*Task details*. Pictures do not belong in the copy; restate the records below word for word.
## start Available records
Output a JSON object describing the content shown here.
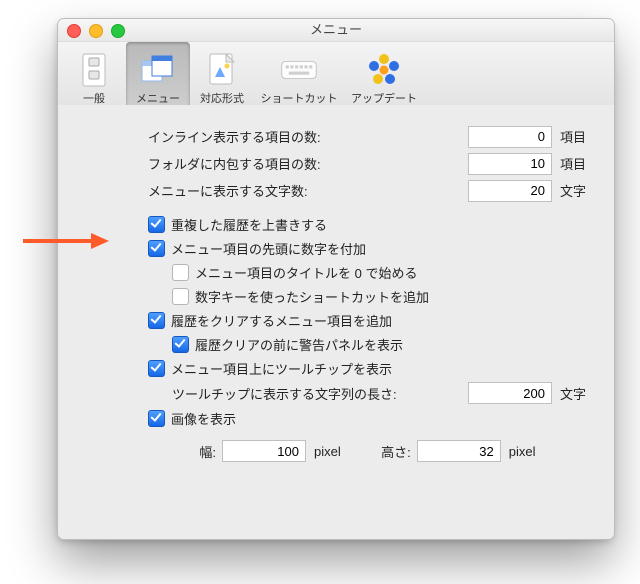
{
  "window": {
    "title": "メニュー"
  },
  "toolbar": {
    "items": [
      {
        "key": "general",
        "label": "一般",
        "icon": "switches-icon"
      },
      {
        "key": "menu",
        "label": "メニュー",
        "icon": "windows-icon",
        "selected": true
      },
      {
        "key": "format",
        "label": "対応形式",
        "icon": "appfile-icon"
      },
      {
        "key": "shortcut",
        "label": "ショートカット",
        "icon": "keyboard-icon"
      },
      {
        "key": "update",
        "label": "アップデート",
        "icon": "flower-icon"
      }
    ]
  },
  "fields": {
    "inline_count": {
      "label": "インライン表示する項目の数:",
      "value": "0",
      "unit": "項目"
    },
    "folder_count": {
      "label": "フォルダに内包する項目の数:",
      "value": "10",
      "unit": "項目"
    },
    "char_count": {
      "label": "メニューに表示する文字数:",
      "value": "20",
      "unit": "文字"
    },
    "tooltip_len": {
      "label": "ツールチップに表示する文字列の長さ:",
      "value": "200",
      "unit": "文字"
    },
    "width": {
      "label": "幅:",
      "value": "100",
      "unit": "pixel"
    },
    "height": {
      "label": "高さ:",
      "value": "32",
      "unit": "pixel"
    }
  },
  "checks": {
    "overwrite_dup": {
      "label": "重複した履歴を上書きする",
      "checked": true
    },
    "prefix_number": {
      "label": "メニュー項目の先頭に数字を付加",
      "checked": true
    },
    "title_zero": {
      "label": "メニュー項目のタイトルを 0 で始める",
      "checked": false
    },
    "numkey_shortcut": {
      "label": "数字キーを使ったショートカットを追加",
      "checked": false
    },
    "add_clear_item": {
      "label": "履歴をクリアするメニュー項目を追加",
      "checked": true
    },
    "warn_before": {
      "label": "履歴クリアの前に警告パネルを表示",
      "checked": true
    },
    "show_tooltip": {
      "label": "メニュー項目上にツールチップを表示",
      "checked": true
    },
    "show_image": {
      "label": "画像を表示",
      "checked": true
    }
  }
}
## end Available records
*Result of this task*.
Output a JSON object describing the content shown here.
{
  "window": {
    "title": "メニュー"
  },
  "toolbar": {
    "items": [
      {
        "key": "general",
        "label": "一般",
        "icon": "switches-icon"
      },
      {
        "key": "menu",
        "label": "メニュー",
        "icon": "windows-icon",
        "selected": true
      },
      {
        "key": "format",
        "label": "対応形式",
        "icon": "appfile-icon"
      },
      {
        "key": "shortcut",
        "label": "ショートカット",
        "icon": "keyboard-icon"
      },
      {
        "key": "update",
        "label": "アップデート",
        "icon": "flower-icon"
      }
    ]
  },
  "fields": {
    "inline_count": {
      "label": "インライン表示する項目の数:",
      "value": "0",
      "unit": "項目"
    },
    "folder_count": {
      "label": "フォルダに内包する項目の数:",
      "value": "10",
      "unit": "項目"
    },
    "char_count": {
      "label": "メニューに表示する文字数:",
      "value": "20",
      "unit": "文字"
    },
    "tooltip_len": {
      "label": "ツールチップに表示する文字列の長さ:",
      "value": "200",
      "unit": "文字"
    },
    "width": {
      "label": "幅:",
      "value": "100",
      "unit": "pixel"
    },
    "height": {
      "label": "高さ:",
      "value": "32",
      "unit": "pixel"
    }
  },
  "checks": {
    "overwrite_dup": {
      "label": "重複した履歴を上書きする",
      "checked": true
    },
    "prefix_number": {
      "label": "メニュー項目の先頭に数字を付加",
      "checked": true
    },
    "title_zero": {
      "label": "メニュー項目のタイトルを 0 で始める",
      "checked": false
    },
    "numkey_shortcut": {
      "label": "数字キーを使ったショートカットを追加",
      "checked": false
    },
    "add_clear_item": {
      "label": "履歴をクリアするメニュー項目を追加",
      "checked": true
    },
    "warn_before": {
      "label": "履歴クリアの前に警告パネルを表示",
      "checked": true
    },
    "show_tooltip": {
      "label": "メニュー項目上にツールチップを表示",
      "checked": true
    },
    "show_image": {
      "label": "画像を表示",
      "checked": true
    }
  }
}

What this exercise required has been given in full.